*GIVEN INSTRUCTION*.
In the listing below, pick out lines with "JSON".

*SOURCE MATERIAL*.
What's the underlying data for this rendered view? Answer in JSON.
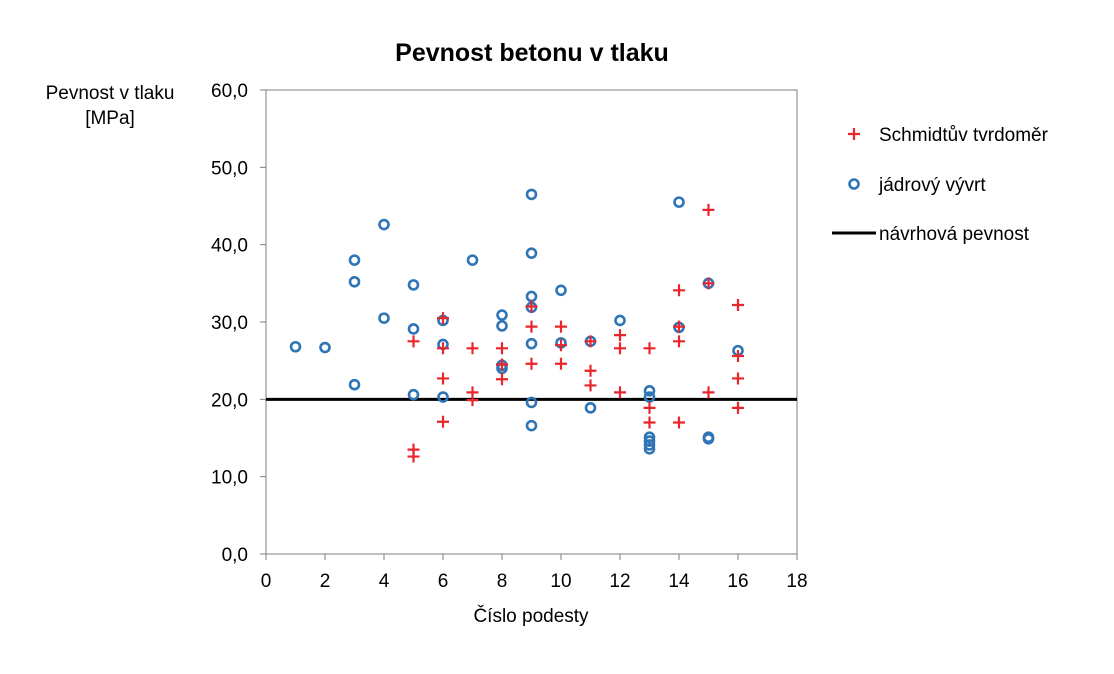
{
  "chart_data": {
    "type": "scatter",
    "title": "Pevnost betonu v tlaku",
    "xlabel": "Číslo podesty",
    "ylabel": [
      "Pevnost v tlaku",
      "[MPa]"
    ],
    "xlim": [
      0,
      18
    ],
    "ylim": [
      0,
      60
    ],
    "x_ticks": [
      "0",
      "2",
      "4",
      "6",
      "8",
      "10",
      "12",
      "14",
      "16",
      "18"
    ],
    "y_ticks": [
      "0,0",
      "10,0",
      "20,0",
      "30,0",
      "40,0",
      "50,0",
      "60,0"
    ],
    "grid": false,
    "legend_position": "right",
    "series": [
      {
        "name": "Schmidtův tvrdoměr",
        "marker": "plus",
        "color": "#e8262b",
        "points": [
          [
            5,
            27.5
          ],
          [
            5,
            13.5
          ],
          [
            5,
            12.6
          ],
          [
            6,
            30.5
          ],
          [
            6,
            26.6
          ],
          [
            6,
            22.7
          ],
          [
            6,
            17.1
          ],
          [
            7,
            26.6
          ],
          [
            7,
            20.9
          ],
          [
            7,
            19.9
          ],
          [
            8,
            26.6
          ],
          [
            8,
            24.5
          ],
          [
            8,
            22.6
          ],
          [
            9,
            32.0
          ],
          [
            9,
            29.4
          ],
          [
            9,
            24.6
          ],
          [
            10,
            29.4
          ],
          [
            10,
            27.0
          ],
          [
            10,
            24.6
          ],
          [
            11,
            27.5
          ],
          [
            11,
            23.7
          ],
          [
            11,
            21.8
          ],
          [
            12,
            28.3
          ],
          [
            12,
            26.6
          ],
          [
            12,
            20.9
          ],
          [
            13,
            26.6
          ],
          [
            13,
            18.9
          ],
          [
            13,
            17.0
          ],
          [
            14,
            34.1
          ],
          [
            14,
            29.4
          ],
          [
            14,
            27.5
          ],
          [
            14,
            17.0
          ],
          [
            15,
            44.5
          ],
          [
            15,
            35.0
          ],
          [
            15,
            20.9
          ],
          [
            16,
            32.2
          ],
          [
            16,
            25.6
          ],
          [
            16,
            22.7
          ],
          [
            16,
            18.9
          ]
        ]
      },
      {
        "name": "jádrový vývrt",
        "marker": "circle",
        "color": "#2e75b6",
        "points": [
          [
            1,
            26.8
          ],
          [
            2,
            26.7
          ],
          [
            3,
            38.0
          ],
          [
            3,
            35.2
          ],
          [
            3,
            21.9
          ],
          [
            4,
            42.6
          ],
          [
            4,
            30.5
          ],
          [
            5,
            34.8
          ],
          [
            5,
            29.1
          ],
          [
            5,
            20.6
          ],
          [
            6,
            30.2
          ],
          [
            6,
            27.1
          ],
          [
            6,
            20.3
          ],
          [
            7,
            38.0
          ],
          [
            8,
            30.9
          ],
          [
            8,
            29.5
          ],
          [
            8,
            24.4
          ],
          [
            8,
            24.0
          ],
          [
            9,
            46.5
          ],
          [
            9,
            38.9
          ],
          [
            9,
            33.3
          ],
          [
            9,
            31.9
          ],
          [
            9,
            27.2
          ],
          [
            9,
            19.6
          ],
          [
            9,
            16.6
          ],
          [
            10,
            34.1
          ],
          [
            10,
            27.3
          ],
          [
            11,
            27.5
          ],
          [
            11,
            18.9
          ],
          [
            12,
            30.2
          ],
          [
            13,
            21.1
          ],
          [
            13,
            20.3
          ],
          [
            13,
            15.1
          ],
          [
            13,
            14.6
          ],
          [
            13,
            14.1
          ],
          [
            13,
            13.6
          ],
          [
            14,
            45.5
          ],
          [
            14,
            29.3
          ],
          [
            15,
            35.0
          ],
          [
            15,
            15.1
          ],
          [
            15,
            14.9
          ],
          [
            16,
            26.3
          ]
        ]
      },
      {
        "name": "návrhová pevnost",
        "marker": "line",
        "color": "#000000",
        "y": 20
      }
    ]
  }
}
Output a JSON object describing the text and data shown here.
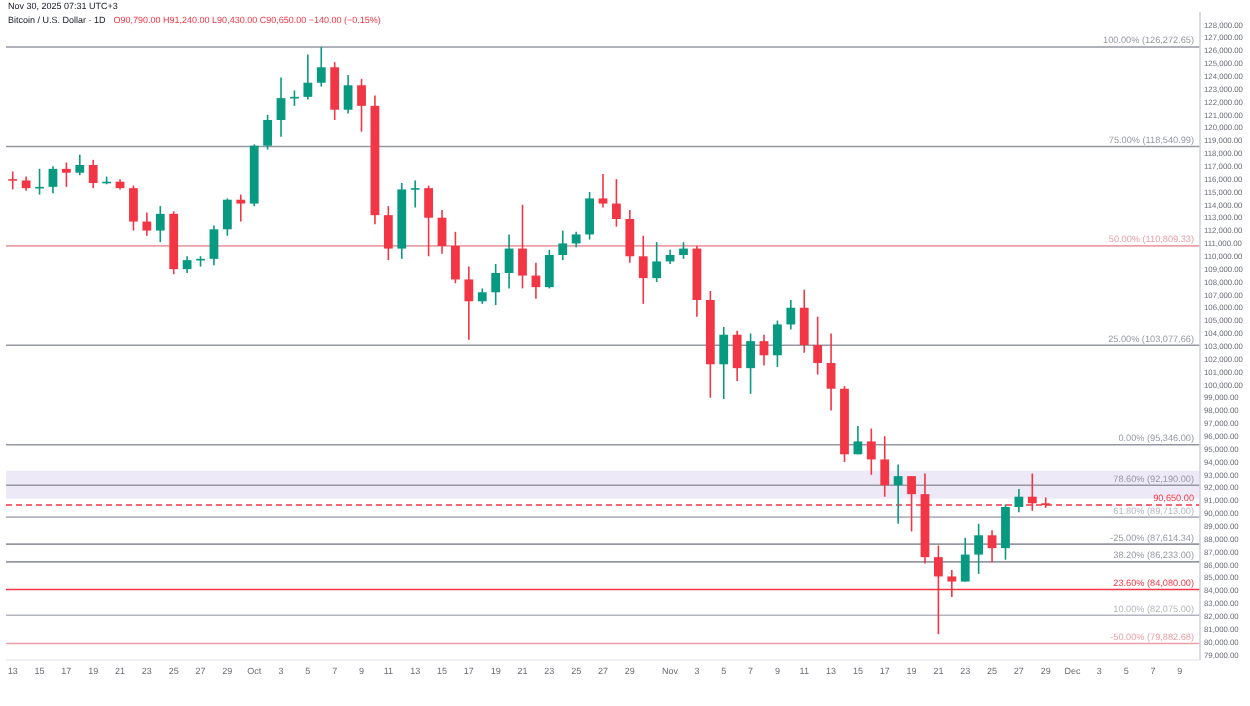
{
  "chart_data": {
    "type": "candlestick",
    "title": "Bitcoin / U.S. Dollar · 1D",
    "subtitle": "O90,790.00 H91,240.00 L90,430.00 C90,650.00 −140.00 (−0.15%)",
    "annotations": [
      "Nov 30, 2025 07:31 UTC+3"
    ],
    "x": [
      "2025-09-13",
      "2025-09-14",
      "2025-09-15",
      "2025-09-16",
      "2025-09-17",
      "2025-09-18",
      "2025-09-19",
      "2025-09-20",
      "2025-09-21",
      "2025-09-22",
      "2025-09-23",
      "2025-09-24",
      "2025-09-25",
      "2025-09-26",
      "2025-09-27",
      "2025-09-28",
      "2025-09-29",
      "2025-09-30",
      "2025-10-01",
      "2025-10-02",
      "2025-10-03",
      "2025-10-04",
      "2025-10-05",
      "2025-10-06",
      "2025-10-07",
      "2025-10-08",
      "2025-10-09",
      "2025-10-10",
      "2025-10-11",
      "2025-10-12",
      "2025-10-13",
      "2025-10-14",
      "2025-10-15",
      "2025-10-16",
      "2025-10-17",
      "2025-10-18",
      "2025-10-19",
      "2025-10-20",
      "2025-10-21",
      "2025-10-22",
      "2025-10-23",
      "2025-10-24",
      "2025-10-25",
      "2025-10-26",
      "2025-10-27",
      "2025-10-28",
      "2025-10-29",
      "2025-10-30",
      "2025-10-31",
      "2025-11-01",
      "2025-11-02",
      "2025-11-03",
      "2025-11-04",
      "2025-11-05",
      "2025-11-06",
      "2025-11-07",
      "2025-11-08",
      "2025-11-09",
      "2025-11-10",
      "2025-11-11",
      "2025-11-12",
      "2025-11-13",
      "2025-11-14",
      "2025-11-15",
      "2025-11-16",
      "2025-11-17",
      "2025-11-18",
      "2025-11-19",
      "2025-11-20",
      "2025-11-21",
      "2025-11-22",
      "2025-11-23",
      "2025-11-24",
      "2025-11-25",
      "2025-11-26",
      "2025-11-27",
      "2025-11-28",
      "2025-11-29"
    ],
    "ohlc": [
      [
        116000,
        116600,
        115200,
        115900
      ],
      [
        115900,
        116200,
        115100,
        115300
      ],
      [
        115300,
        116800,
        114800,
        115400
      ],
      [
        115400,
        117000,
        114900,
        116800
      ],
      [
        116800,
        117300,
        115400,
        116500
      ],
      [
        116500,
        117900,
        116300,
        117100
      ],
      [
        117100,
        117500,
        115300,
        115700
      ],
      [
        115700,
        116200,
        115600,
        115800
      ],
      [
        115800,
        116000,
        115200,
        115300
      ],
      [
        115300,
        115500,
        112000,
        112700
      ],
      [
        112700,
        113400,
        111600,
        112000
      ],
      [
        112000,
        113900,
        111100,
        113300
      ],
      [
        113300,
        113500,
        108600,
        109000
      ],
      [
        109000,
        110000,
        108700,
        109700
      ],
      [
        109700,
        110000,
        109200,
        109800
      ],
      [
        109800,
        112400,
        109300,
        112100
      ],
      [
        112100,
        114500,
        111600,
        114400
      ],
      [
        114400,
        114800,
        112700,
        114100
      ],
      [
        114100,
        118700,
        113900,
        118600
      ],
      [
        118600,
        121000,
        118300,
        120600
      ],
      [
        120600,
        123900,
        119300,
        122300
      ],
      [
        122300,
        122900,
        121700,
        122400
      ],
      [
        122400,
        125700,
        122200,
        123500
      ],
      [
        123500,
        126272.65,
        123200,
        124700
      ],
      [
        124700,
        125100,
        120600,
        121400
      ],
      [
        121400,
        124100,
        121100,
        123300
      ],
      [
        123300,
        123800,
        119700,
        121700
      ],
      [
        121700,
        122500,
        112500,
        113200
      ],
      [
        113200,
        113900,
        109700,
        110600
      ],
      [
        110600,
        115700,
        109800,
        115200
      ],
      [
        115200,
        115900,
        113800,
        115300
      ],
      [
        115300,
        115500,
        110000,
        113000
      ],
      [
        113000,
        113600,
        110200,
        110800
      ],
      [
        110800,
        111900,
        107900,
        108200
      ],
      [
        108200,
        109200,
        103500,
        106500
      ],
      [
        106500,
        107500,
        106300,
        107200
      ],
      [
        107200,
        109400,
        106200,
        108700
      ],
      [
        108700,
        111700,
        107500,
        110600
      ],
      [
        110600,
        114000,
        107500,
        108500
      ],
      [
        108500,
        109500,
        106700,
        107600
      ],
      [
        107600,
        110500,
        107500,
        110100
      ],
      [
        110100,
        112000,
        109700,
        111000
      ],
      [
        111000,
        111900,
        110700,
        111700
      ],
      [
        111700,
        115000,
        111300,
        114500
      ],
      [
        114500,
        116400,
        113800,
        114100
      ],
      [
        114100,
        116000,
        112300,
        112900
      ],
      [
        112900,
        113600,
        109500,
        110000
      ],
      [
        110000,
        111600,
        106300,
        108300
      ],
      [
        108300,
        111100,
        108000,
        109600
      ],
      [
        109600,
        110500,
        109400,
        110100
      ],
      [
        110100,
        111100,
        109800,
        110600
      ],
      [
        110600,
        110800,
        105300,
        106600
      ],
      [
        106600,
        107300,
        99000,
        101600
      ],
      [
        101600,
        104500,
        98900,
        103900
      ],
      [
        103900,
        104200,
        100300,
        101300
      ],
      [
        101300,
        104000,
        99300,
        103400
      ],
      [
        103400,
        103900,
        101500,
        102300
      ],
      [
        102300,
        105000,
        101400,
        104700
      ],
      [
        104700,
        106600,
        104300,
        106000
      ],
      [
        106000,
        107400,
        102500,
        103100
      ],
      [
        103100,
        105300,
        100800,
        101700
      ],
      [
        101700,
        104000,
        98000,
        99700
      ],
      [
        99700,
        99900,
        94000,
        94600
      ],
      [
        94600,
        96800,
        94600,
        95600
      ],
      [
        95600,
        96600,
        93000,
        94200
      ],
      [
        94200,
        96000,
        91300,
        92200
      ],
      [
        92200,
        93800,
        89200,
        92900
      ],
      [
        92900,
        92900,
        88600,
        91500
      ],
      [
        91500,
        93100,
        86100,
        86600
      ],
      [
        86600,
        87500,
        80600,
        85100
      ],
      [
        85100,
        85600,
        83500,
        84700
      ],
      [
        84700,
        88100,
        84700,
        86800
      ],
      [
        86800,
        89200,
        85300,
        88300
      ],
      [
        88300,
        88700,
        86200,
        87300
      ],
      [
        87300,
        90700,
        86400,
        90500
      ],
      [
        90500,
        91900,
        90100,
        91300
      ],
      [
        91300,
        93100,
        90200,
        90790
      ],
      [
        90790,
        91240,
        90430,
        90650
      ]
    ],
    "colors": [
      "#f23645",
      "#f23645",
      "#089981",
      "#089981",
      "#f23645",
      "#089981",
      "#f23645",
      "#089981",
      "#f23645",
      "#f23645",
      "#f23645",
      "#089981",
      "#f23645",
      "#089981",
      "#089981",
      "#089981",
      "#089981",
      "#f23645",
      "#089981",
      "#089981",
      "#089981",
      "#089981",
      "#089981",
      "#089981",
      "#f23645",
      "#089981",
      "#f23645",
      "#f23645",
      "#f23645",
      "#089981",
      "#089981",
      "#f23645",
      "#f23645",
      "#f23645",
      "#f23645",
      "#089981",
      "#089981",
      "#089981",
      "#f23645",
      "#f23645",
      "#089981",
      "#089981",
      "#089981",
      "#089981",
      "#f23645",
      "#f23645",
      "#f23645",
      "#f23645",
      "#089981",
      "#089981",
      "#089981",
      "#f23645",
      "#f23645",
      "#089981",
      "#f23645",
      "#089981",
      "#f23645",
      "#089981",
      "#089981",
      "#f23645",
      "#f23645",
      "#f23645",
      "#f23645",
      "#089981",
      "#f23645",
      "#f23645",
      "#089981",
      "#f23645",
      "#f23645",
      "#f23645",
      "#f23645",
      "#089981",
      "#089981",
      "#f23645",
      "#089981",
      "#089981",
      "#f23645",
      "#f23645"
    ],
    "xlim": [
      "2025-09-12T12:00",
      "2025-12-10T12:00"
    ],
    "xticks": [
      {
        "value": "2025-09-13",
        "label": "13"
      },
      {
        "value": "2025-09-15",
        "label": "15"
      },
      {
        "value": "2025-09-17",
        "label": "17"
      },
      {
        "value": "2025-09-19",
        "label": "19"
      },
      {
        "value": "2025-09-21",
        "label": "21"
      },
      {
        "value": "2025-09-23",
        "label": "23"
      },
      {
        "value": "2025-09-25",
        "label": "25"
      },
      {
        "value": "2025-09-27",
        "label": "27"
      },
      {
        "value": "2025-09-29",
        "label": "29"
      },
      {
        "value": "2025-10-01",
        "label": "Oct"
      },
      {
        "value": "2025-10-03",
        "label": "3"
      },
      {
        "value": "2025-10-05",
        "label": "5"
      },
      {
        "value": "2025-10-07",
        "label": "7"
      },
      {
        "value": "2025-10-09",
        "label": "9"
      },
      {
        "value": "2025-10-11",
        "label": "11"
      },
      {
        "value": "2025-10-13",
        "label": "13"
      },
      {
        "value": "2025-10-15",
        "label": "15"
      },
      {
        "value": "2025-10-17",
        "label": "17"
      },
      {
        "value": "2025-10-19",
        "label": "19"
      },
      {
        "value": "2025-10-21",
        "label": "21"
      },
      {
        "value": "2025-10-23",
        "label": "23"
      },
      {
        "value": "2025-10-25",
        "label": "25"
      },
      {
        "value": "2025-10-27",
        "label": "27"
      },
      {
        "value": "2025-10-29",
        "label": "29"
      },
      {
        "value": "2025-11-01",
        "label": "Nov"
      },
      {
        "value": "2025-11-03",
        "label": "3"
      },
      {
        "value": "2025-11-05",
        "label": "5"
      },
      {
        "value": "2025-11-07",
        "label": "7"
      },
      {
        "value": "2025-11-09",
        "label": "9"
      },
      {
        "value": "2025-11-11",
        "label": "11"
      },
      {
        "value": "2025-11-13",
        "label": "13"
      },
      {
        "value": "2025-11-15",
        "label": "15"
      },
      {
        "value": "2025-11-17",
        "label": "17"
      },
      {
        "value": "2025-11-19",
        "label": "19"
      },
      {
        "value": "2025-11-21",
        "label": "21"
      },
      {
        "value": "2025-11-23",
        "label": "23"
      },
      {
        "value": "2025-11-25",
        "label": "25"
      },
      {
        "value": "2025-11-27",
        "label": "27"
      },
      {
        "value": "2025-11-29",
        "label": "29"
      },
      {
        "value": "2025-12-01",
        "label": "Dec"
      },
      {
        "value": "2025-12-03",
        "label": "3"
      },
      {
        "value": "2025-12-05",
        "label": "5"
      },
      {
        "value": "2025-12-07",
        "label": "7"
      },
      {
        "value": "2025-12-09",
        "label": "9"
      }
    ],
    "ylim": [
      78600,
      129000
    ],
    "yticks": [
      {
        "value": 79000,
        "label": "79,000.00"
      },
      {
        "value": 80000,
        "label": "80,000.00"
      },
      {
        "value": 81000,
        "label": "81,000.00"
      },
      {
        "value": 82000,
        "label": "82,000.00"
      },
      {
        "value": 83000,
        "label": "83,000.00"
      },
      {
        "value": 84000,
        "label": "84,000.00"
      },
      {
        "value": 85000,
        "label": "85,000.00"
      },
      {
        "value": 86000,
        "label": "86,000.00"
      },
      {
        "value": 87000,
        "label": "87,000.00"
      },
      {
        "value": 88000,
        "label": "88,000.00"
      },
      {
        "value": 89000,
        "label": "89,000.00"
      },
      {
        "value": 90000,
        "label": "90,000.00"
      },
      {
        "value": 91000,
        "label": "91,000.00"
      },
      {
        "value": 92000,
        "label": "92,000.00"
      },
      {
        "value": 93000,
        "label": "93,000.00"
      },
      {
        "value": 94000,
        "label": "94,000.00"
      },
      {
        "value": 95000,
        "label": "95,000.00"
      },
      {
        "value": 96000,
        "label": "96,000.00"
      },
      {
        "value": 97000,
        "label": "97,000.00"
      },
      {
        "value": 98000,
        "label": "98,000.00"
      },
      {
        "value": 99000,
        "label": "99,000.00"
      },
      {
        "value": 100000,
        "label": "100,000.00"
      },
      {
        "value": 101000,
        "label": "101,000.00"
      },
      {
        "value": 102000,
        "label": "102,000.00"
      },
      {
        "value": 103000,
        "label": "103,000.00"
      },
      {
        "value": 104000,
        "label": "104,000.00"
      },
      {
        "value": 105000,
        "label": "105,000.00"
      },
      {
        "value": 106000,
        "label": "106,000.00"
      },
      {
        "value": 107000,
        "label": "107,000.00"
      },
      {
        "value": 108000,
        "label": "108,000.00"
      },
      {
        "value": 109000,
        "label": "109,000.00"
      },
      {
        "value": 110000,
        "label": "110,000.00"
      },
      {
        "value": 111000,
        "label": "111,000.00"
      },
      {
        "value": 112000,
        "label": "112,000.00"
      },
      {
        "value": 113000,
        "label": "113,000.00"
      },
      {
        "value": 114000,
        "label": "114,000.00"
      },
      {
        "value": 115000,
        "label": "115,000.00"
      },
      {
        "value": 116000,
        "label": "116,000.00"
      },
      {
        "value": 117000,
        "label": "117,000.00"
      },
      {
        "value": 118000,
        "label": "118,000.00"
      },
      {
        "value": 119000,
        "label": "119,000.00"
      },
      {
        "value": 120000,
        "label": "120,000.00"
      },
      {
        "value": 121000,
        "label": "121,000.00"
      },
      {
        "value": 122000,
        "label": "122,000.00"
      },
      {
        "value": 123000,
        "label": "123,000.00"
      },
      {
        "value": 124000,
        "label": "124,000.00"
      },
      {
        "value": 125000,
        "label": "125,000.00"
      },
      {
        "value": 126000,
        "label": "126,000.00"
      },
      {
        "value": 127000,
        "label": "127,000.00"
      },
      {
        "value": 128000,
        "label": "128,000.00"
      }
    ],
    "bands": [
      {
        "axis": "y",
        "from": 91150,
        "to": 93330,
        "color": "#ede9f7"
      }
    ],
    "ref_lines": [
      {
        "axis": "y",
        "value": 126272.65,
        "label": "100.00% (126,272.65)",
        "color": "#9598a1"
      },
      {
        "axis": "y",
        "value": 118540.99,
        "label": "75.00% (118,540.99)",
        "color": "#9598a1"
      },
      {
        "axis": "y",
        "value": 110809.33,
        "label": "50.00% (110,809.33)",
        "color": "#e8a0a6"
      },
      {
        "axis": "y",
        "value": 103077.66,
        "label": "25.00% (103,077.66)",
        "color": "#9598a1"
      },
      {
        "axis": "y",
        "value": 95346,
        "label": "0.00% (95,346.00)",
        "color": "#9598a1"
      },
      {
        "axis": "y",
        "value": 92190,
        "label": "78.60% (92,190.00)",
        "color": "#9598a1"
      },
      {
        "axis": "y",
        "value": 90650,
        "label": "90,650.00",
        "color": "#f23645",
        "line_style": "dashed"
      },
      {
        "axis": "y",
        "value": 89713,
        "label": "61.80% (89,713.00)",
        "color": "#b2b5be"
      },
      {
        "axis": "y",
        "value": 87614.34,
        "label": "-25.00% (87,614.34)",
        "color": "#9598a1"
      },
      {
        "axis": "y",
        "value": 86233,
        "label": "38.20% (86,233.00)",
        "color": "#9598a1"
      },
      {
        "axis": "y",
        "value": 84080,
        "label": "23.60% (84,080.00)",
        "color": "#f23645"
      },
      {
        "axis": "y",
        "value": 82075,
        "label": "10.00% (82,075.00)",
        "color": "#b2b5be"
      },
      {
        "axis": "y",
        "value": 79882.68,
        "label": "-50.00% (79,882.68)",
        "color": "#e8a0a6"
      }
    ]
  }
}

*TASK RESULT*.
What's the underlying data for this rendered view? Answer in JSON.
Output a JSON object describing the text and data shown here.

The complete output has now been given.